- **选段原文**:
########

病毒性感染的患儿通常外周血白细胞计数正常或偏低，中性粒细胞减少，淋巴细胞和单核细胞比例升高。病毒感染较重时，如流感危重症，淋巴细胞往往偏低。值得注意的是，部分病毒感染也可引起白细胞升高，如EBV、CMV、汉坦病毒，部分肠道病毒如EV-A71等。

（2）C反应蛋白（C-reactive protein，CRP）：

CRP水平正常或轻度升高。

（3）降钙素原（procalcitonin，PCT）：

是诊断脓毒症和识别严重细菌感染的生物标志物。当病毒感染时，由于机体干扰素-γ增高，会降低白细胞介素1β（IL-1β）对PCT的上调作用，故可用PCT值来粗略区分病毒和细菌感染。通常认为，PCT＜0.25μg/ml不考虑存在细菌感染。

2.生化检验

病毒感染的生化检测无特征性。不同病毒感染所致的心肌、肝脏等损害程度不同，表现也不同，部分病毒感染患儿可有肝酶、血乳酸脱氢酶、肌酸激酶、肌酸激酶同工酶升高及电解质紊乱等。

3.血清学检测

病毒感染血清学检测抗体的方法包括补体结合试验、血凝抑制试验、中和试验、免疫黏附血凝试验等。病毒感染血清抗体主要包括IgM和IgG。IgM阳性表明感染发生于当前或近期，有急性感染可能。在初次感染中，IgM可在症状出现的几天内出现，7～10天达到高峰，30天后迅速降低，部分患儿2～3个月后仍可检测阳性。IgM表达1周左右后，IgG表达上升，IgG在恢复期较急性期有4倍及以上升高也可作为现症感染的依据。病毒自然感染或人工免疫后，血清IgG在IgM产生后出现，并到达比IgM更高的水平，之后逐渐下降至一个略低水平持续数年甚至终身。当再次感染时，IgG发生记忆应答，IgM则可应答或不应答。其他抗体IgA、IgD和IgE对病毒感染的预测价值没有IgM和IgG高。

########

[数据集记录]

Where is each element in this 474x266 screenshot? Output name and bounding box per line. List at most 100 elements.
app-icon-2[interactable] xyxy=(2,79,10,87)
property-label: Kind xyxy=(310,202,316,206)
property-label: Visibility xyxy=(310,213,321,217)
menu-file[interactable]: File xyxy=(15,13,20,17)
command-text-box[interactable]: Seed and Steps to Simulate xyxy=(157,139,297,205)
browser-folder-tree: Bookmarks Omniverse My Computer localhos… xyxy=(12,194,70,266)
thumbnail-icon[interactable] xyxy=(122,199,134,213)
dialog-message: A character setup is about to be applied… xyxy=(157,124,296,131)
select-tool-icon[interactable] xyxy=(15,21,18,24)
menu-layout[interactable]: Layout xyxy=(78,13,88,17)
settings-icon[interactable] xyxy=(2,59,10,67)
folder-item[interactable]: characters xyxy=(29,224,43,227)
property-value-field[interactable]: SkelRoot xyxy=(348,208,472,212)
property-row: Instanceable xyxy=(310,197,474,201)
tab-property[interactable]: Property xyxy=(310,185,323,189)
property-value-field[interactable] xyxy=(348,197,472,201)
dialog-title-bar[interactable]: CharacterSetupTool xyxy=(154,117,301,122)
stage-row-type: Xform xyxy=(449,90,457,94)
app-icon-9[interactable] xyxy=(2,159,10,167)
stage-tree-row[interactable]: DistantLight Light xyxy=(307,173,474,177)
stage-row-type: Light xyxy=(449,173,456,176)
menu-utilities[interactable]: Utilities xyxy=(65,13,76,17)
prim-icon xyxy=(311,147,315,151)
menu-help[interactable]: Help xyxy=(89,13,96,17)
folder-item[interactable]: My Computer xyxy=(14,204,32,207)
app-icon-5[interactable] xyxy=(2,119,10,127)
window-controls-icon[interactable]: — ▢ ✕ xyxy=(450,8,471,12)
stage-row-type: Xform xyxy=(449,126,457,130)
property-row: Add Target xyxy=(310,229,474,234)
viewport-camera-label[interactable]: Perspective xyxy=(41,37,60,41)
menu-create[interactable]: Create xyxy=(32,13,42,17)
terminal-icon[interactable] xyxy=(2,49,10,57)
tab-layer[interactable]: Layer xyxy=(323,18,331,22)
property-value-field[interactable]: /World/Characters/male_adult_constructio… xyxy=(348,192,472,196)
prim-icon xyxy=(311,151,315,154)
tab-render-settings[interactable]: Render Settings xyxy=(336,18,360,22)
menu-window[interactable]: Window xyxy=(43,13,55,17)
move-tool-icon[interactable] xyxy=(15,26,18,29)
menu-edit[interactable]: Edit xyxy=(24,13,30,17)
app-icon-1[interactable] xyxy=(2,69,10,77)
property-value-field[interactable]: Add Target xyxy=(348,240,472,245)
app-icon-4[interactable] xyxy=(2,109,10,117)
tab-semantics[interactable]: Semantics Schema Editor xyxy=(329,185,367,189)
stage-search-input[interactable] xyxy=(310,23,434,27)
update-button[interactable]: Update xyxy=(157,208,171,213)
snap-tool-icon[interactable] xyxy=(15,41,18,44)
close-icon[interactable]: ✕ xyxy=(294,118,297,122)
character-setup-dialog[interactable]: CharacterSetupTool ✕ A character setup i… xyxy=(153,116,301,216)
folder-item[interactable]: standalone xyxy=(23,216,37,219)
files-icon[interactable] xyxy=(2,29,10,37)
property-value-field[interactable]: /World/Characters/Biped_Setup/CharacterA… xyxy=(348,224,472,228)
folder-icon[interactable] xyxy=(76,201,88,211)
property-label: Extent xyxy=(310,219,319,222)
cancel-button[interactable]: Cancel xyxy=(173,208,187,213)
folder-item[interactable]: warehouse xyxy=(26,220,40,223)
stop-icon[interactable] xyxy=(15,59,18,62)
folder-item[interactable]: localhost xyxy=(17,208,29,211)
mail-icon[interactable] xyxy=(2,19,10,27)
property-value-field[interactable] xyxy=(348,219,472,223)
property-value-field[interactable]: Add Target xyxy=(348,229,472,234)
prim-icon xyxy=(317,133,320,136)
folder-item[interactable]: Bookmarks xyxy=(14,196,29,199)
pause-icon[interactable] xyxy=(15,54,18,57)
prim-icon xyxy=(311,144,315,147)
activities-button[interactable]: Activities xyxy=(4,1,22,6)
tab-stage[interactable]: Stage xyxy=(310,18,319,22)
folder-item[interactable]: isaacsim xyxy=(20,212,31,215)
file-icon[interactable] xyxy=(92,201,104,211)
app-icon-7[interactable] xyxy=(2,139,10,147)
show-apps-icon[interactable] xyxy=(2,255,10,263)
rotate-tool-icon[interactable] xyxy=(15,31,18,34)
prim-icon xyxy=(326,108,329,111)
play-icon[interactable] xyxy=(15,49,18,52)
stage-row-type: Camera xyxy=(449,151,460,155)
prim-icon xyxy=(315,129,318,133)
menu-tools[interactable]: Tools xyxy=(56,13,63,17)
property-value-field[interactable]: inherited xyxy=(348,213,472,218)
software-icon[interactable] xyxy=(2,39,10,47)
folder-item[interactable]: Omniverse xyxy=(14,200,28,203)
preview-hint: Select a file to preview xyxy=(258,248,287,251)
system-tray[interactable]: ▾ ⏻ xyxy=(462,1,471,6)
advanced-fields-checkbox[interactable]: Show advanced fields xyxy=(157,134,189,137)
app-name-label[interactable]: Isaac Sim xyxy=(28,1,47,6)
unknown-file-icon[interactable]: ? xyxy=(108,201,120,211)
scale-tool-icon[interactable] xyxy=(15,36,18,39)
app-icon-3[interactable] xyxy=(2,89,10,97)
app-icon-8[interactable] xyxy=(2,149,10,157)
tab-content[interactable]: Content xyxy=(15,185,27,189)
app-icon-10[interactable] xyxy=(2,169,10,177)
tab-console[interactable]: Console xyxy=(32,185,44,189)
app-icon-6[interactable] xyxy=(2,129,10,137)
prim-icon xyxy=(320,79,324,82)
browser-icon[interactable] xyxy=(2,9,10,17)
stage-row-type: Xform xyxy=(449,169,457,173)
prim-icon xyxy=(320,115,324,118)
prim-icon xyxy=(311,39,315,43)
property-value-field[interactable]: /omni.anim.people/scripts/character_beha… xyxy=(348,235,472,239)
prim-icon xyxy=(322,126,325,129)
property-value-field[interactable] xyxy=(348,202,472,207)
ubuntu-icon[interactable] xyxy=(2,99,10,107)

########

- **练习任务**: 请修改选段中的一部分并完整写出：从含有“CRP水平正常或轻度升高。”的词句开始，到“g/ml不考虑存在细菌感染。”为止，将其中的“细菌感染”一律替换为“细菌性感染”。 上述列表出自另一来源。

- **结果如下**:
CRP水平正常或轻度升高。

（3）降钙素原（procalcitonin，PCT）：

是诊断脓毒症和识别严重细菌性感染的生物标志物。当病毒感染时，由于机体干扰素-γ增高，会降低白细胞介素1β（IL-1β）对PCT的上调作用，故可用PCT值来粗略区分病毒和细菌性感染。通常认为，PCT＜0.25μg/ml不考虑存在细菌性感染。